┌─ Provided text

What is your radio listening day like? A reader responds

A few weeks ago, I asked your opinion on what you would do if you could program a local station. Interestingly, a lot of responses didn’t address that question but instead reflected on radio listening habits, such as this one I thought I’d share from reader Mike Foulger:

“I am a big fan of AM-FM radio. My friends are like what you described in the recent OC Register article regarding commercials. And as you point out, that is what bugs me and makes me turn more to XM for music/talk radio.

“For AM, I want news, sports and talk radio. I only want opinion radio for the channels that state that, say KFI 640. But as you have discussed prior, KNX 1070 is the only news station but they are very opinionated and slanted and are an arm of CBS news (at least in their bias).

“Another issue you covered in prior articles is the weak signal some key stations have. Like ESPN Sports (KSPN, 710 AM), which is hard to hear in Orange County in the evenings.

“But I think most of my frustrations you outlined. If I hear the damn ‘Kars for Kids’ commercial (charity) or get the sense of it, I change the channel and might not come back. It is like nails on a chalkboard for me.

‘I like Mike Greenberg on KLAA (830 AM) around the 8 o’clock hour in the morning, but rarely listen, because I swear he has 45 minutes of commercials and the commercials breaks are ten minutes.

“When I listened to more FM, supplemented by podcasts at work, what bothered me was too much replay of the same music. I agree Go Country is great.

“My favorite station for my morning commute, if not Stuart Varney on Fox Business, is Full Ride on ESPNU with Chris Childers and Rick Neuheisel. Great stories, interviews and conversation. Plus, how can you not like a show where one anchor is called the Show Pony and has the attention span of a gnat. Thank you!”

└─

**Problems to solve:**
1 > In the radio listening piece, which station does the reader say is hard to hear in Orange County in the evenings?
2 > Based on the radio listening piece, decide whether each statement is true. Answer yes or no for each, and quote the words from the piece that decide it.
(a) The reader calls KNX 1070 the only news station.
(b) The reader often listens to Mike Greenberg on KLAA.
(c) The reader dislikes Go Country.
3 > Write the next part of the radio listening piece, starting after its last sentence.

┌─ Dataset rows

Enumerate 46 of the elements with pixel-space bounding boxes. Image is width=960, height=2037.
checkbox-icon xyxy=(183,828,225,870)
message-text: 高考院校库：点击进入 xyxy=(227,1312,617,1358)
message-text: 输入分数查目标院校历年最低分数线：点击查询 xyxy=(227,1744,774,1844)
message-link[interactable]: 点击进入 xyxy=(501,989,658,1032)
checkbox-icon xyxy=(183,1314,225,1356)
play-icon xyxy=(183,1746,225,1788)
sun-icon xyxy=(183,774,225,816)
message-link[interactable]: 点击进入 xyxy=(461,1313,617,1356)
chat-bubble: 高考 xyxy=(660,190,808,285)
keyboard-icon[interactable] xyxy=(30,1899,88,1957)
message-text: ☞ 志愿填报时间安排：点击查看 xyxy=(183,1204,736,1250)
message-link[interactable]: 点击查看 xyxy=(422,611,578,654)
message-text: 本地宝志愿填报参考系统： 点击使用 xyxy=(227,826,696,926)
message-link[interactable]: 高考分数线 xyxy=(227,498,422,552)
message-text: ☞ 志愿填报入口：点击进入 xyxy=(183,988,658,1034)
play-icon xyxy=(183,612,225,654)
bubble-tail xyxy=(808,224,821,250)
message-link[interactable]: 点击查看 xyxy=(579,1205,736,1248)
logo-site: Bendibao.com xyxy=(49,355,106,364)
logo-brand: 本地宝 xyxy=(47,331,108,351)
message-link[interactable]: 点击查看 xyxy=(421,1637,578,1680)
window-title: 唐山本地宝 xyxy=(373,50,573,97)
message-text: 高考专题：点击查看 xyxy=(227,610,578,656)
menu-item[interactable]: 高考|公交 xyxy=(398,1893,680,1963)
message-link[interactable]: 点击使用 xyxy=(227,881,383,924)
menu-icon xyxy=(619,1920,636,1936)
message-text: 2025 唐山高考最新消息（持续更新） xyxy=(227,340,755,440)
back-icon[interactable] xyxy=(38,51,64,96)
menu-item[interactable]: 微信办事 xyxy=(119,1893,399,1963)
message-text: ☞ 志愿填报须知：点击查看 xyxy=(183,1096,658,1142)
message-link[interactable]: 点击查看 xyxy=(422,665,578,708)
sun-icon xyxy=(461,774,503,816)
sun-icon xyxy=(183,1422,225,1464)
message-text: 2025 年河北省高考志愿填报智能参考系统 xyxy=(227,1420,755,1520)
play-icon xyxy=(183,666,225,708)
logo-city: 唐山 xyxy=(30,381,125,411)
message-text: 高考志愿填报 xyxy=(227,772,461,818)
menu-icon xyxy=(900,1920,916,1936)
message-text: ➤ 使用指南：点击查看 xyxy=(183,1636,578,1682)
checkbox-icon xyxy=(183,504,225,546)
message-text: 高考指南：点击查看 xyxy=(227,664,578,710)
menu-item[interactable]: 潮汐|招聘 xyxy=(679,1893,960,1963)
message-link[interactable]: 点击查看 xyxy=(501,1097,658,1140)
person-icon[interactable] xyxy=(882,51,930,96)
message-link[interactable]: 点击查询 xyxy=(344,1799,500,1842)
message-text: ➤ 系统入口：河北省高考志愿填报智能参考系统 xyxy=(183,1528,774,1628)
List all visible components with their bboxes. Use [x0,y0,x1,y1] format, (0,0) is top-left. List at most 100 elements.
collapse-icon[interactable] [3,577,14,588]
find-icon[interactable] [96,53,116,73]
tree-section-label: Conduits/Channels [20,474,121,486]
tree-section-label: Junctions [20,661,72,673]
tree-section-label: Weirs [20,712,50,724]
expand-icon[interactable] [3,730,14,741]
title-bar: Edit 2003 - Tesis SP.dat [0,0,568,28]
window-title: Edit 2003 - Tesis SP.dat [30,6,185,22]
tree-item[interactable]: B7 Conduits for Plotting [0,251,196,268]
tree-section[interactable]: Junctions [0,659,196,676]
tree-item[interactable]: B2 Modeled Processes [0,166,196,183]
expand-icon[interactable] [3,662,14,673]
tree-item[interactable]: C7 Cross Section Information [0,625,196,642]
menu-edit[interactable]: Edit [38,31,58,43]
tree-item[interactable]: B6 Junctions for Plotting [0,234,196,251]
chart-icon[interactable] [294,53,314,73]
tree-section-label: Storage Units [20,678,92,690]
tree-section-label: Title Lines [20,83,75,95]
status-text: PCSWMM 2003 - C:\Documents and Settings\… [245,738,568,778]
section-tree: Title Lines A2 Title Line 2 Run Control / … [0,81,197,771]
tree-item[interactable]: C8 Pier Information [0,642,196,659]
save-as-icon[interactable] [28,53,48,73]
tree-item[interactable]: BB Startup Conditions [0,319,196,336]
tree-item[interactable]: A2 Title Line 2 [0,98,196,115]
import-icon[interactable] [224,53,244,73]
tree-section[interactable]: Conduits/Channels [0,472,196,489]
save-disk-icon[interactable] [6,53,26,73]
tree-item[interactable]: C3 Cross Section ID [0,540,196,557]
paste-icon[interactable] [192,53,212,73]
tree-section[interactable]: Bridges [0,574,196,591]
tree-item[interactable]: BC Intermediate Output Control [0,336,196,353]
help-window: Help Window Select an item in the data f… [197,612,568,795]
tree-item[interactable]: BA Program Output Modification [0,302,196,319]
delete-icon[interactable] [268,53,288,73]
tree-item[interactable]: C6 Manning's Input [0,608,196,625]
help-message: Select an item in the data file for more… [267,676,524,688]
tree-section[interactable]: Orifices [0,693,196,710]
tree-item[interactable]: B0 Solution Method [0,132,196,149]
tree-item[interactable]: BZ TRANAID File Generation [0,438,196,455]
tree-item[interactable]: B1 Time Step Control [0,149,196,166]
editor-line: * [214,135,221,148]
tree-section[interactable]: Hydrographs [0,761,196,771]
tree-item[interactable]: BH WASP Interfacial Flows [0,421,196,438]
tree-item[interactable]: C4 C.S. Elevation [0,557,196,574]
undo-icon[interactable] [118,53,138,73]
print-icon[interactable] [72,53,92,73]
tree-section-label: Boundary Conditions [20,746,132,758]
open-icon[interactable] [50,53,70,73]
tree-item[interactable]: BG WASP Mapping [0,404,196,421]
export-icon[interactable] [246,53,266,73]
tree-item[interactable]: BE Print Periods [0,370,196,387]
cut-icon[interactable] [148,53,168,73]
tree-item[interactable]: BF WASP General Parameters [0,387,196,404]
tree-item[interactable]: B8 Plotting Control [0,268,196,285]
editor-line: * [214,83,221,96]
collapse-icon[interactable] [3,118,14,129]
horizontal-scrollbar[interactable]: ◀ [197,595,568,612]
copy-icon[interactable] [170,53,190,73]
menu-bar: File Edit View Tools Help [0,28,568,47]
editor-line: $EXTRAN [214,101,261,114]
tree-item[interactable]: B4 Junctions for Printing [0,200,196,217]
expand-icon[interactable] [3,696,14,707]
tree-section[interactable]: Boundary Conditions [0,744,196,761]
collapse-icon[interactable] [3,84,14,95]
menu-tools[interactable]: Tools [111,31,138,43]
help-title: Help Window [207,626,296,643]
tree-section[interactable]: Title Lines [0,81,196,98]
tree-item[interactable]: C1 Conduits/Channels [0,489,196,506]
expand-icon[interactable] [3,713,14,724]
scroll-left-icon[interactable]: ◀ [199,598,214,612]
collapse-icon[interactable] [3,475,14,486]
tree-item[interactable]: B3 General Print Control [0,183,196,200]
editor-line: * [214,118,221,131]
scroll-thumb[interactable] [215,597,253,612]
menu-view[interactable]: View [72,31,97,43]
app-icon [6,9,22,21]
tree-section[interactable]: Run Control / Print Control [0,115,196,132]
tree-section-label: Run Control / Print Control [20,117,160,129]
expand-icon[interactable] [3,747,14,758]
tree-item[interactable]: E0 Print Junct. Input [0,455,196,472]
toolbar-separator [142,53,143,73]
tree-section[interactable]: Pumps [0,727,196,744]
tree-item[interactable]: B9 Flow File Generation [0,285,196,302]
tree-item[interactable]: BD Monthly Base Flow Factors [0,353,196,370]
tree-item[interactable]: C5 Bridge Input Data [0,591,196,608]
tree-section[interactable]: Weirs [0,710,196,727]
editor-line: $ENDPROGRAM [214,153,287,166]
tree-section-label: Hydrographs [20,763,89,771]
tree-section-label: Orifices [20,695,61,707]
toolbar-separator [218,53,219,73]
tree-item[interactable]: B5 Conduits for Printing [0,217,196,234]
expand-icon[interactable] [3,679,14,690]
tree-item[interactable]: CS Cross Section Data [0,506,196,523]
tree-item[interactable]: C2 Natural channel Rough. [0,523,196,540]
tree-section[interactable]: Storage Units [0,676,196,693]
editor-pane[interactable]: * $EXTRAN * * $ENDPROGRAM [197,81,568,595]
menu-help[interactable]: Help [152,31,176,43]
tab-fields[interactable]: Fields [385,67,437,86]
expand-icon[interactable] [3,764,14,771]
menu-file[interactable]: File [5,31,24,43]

└─

**Outputs in order:**
1 > ESPN Sports (KSPN, 710 AM)

2 >
(a) Yes: "KNX 1070 is the only news station"
(b) No: "but rarely listen"
(c) No: "I agree Go Country is great."

3 >
Clock Radio Question

“I read your article months ago about HD tuners. I have a call into Sangean to discuss with them the features of the HDR-18 clock radio. I am not computer savvy but I would like to purchase a good radio and your article stated that Sangean is a good product for radios. Would you know if Sangean still sells this radio?” — Genny Tyler

I am a fan of Sangean. They make some great radios for long-distance reception, and the HD Radio tuners are well designed. The HDR-18 is still listed as a current model with a price of about $150 on Amazon at press time and mostly positive reviews.

HD Radio is the digital broadcasting system authorized in the United States, which sends a digital stream along with the regular analog signal that normal radios can pick up. The HD radio tuner decodes the stream, giving extra channels on many FM stations and arguably better sound on both AM and FM stations that broadcast in HD.

The problem is that few AM stations still use the HD system, and FM reception is often spotty in the home without an outdoor antenna. So while in the past, I would have recommended looking into it, I am now thinking that smart speakers and smartphones with apps is the better way to go. Almost all AM and FM stations (including the extra channels) stream their signals over the internet, and in most cases the apps actually work better.

That being said, this is considered a good radio with excellent sound and a good — though at night in a bedroom possibly overly bright — display. It also has two alarms and can play sound in stereo through the headphone jack. So anyone looking for a table radio or clock radio might consider it.

Streaming the Oldies

I’ll have a full ratings analysis next month when the September Nielsens are released, but I found something quite impressive that has been building over time and showing up even more in the last few months: streaming radio, especially when it comes to oldies, er, classic rock or whatever oldies stations like to call themselves these days.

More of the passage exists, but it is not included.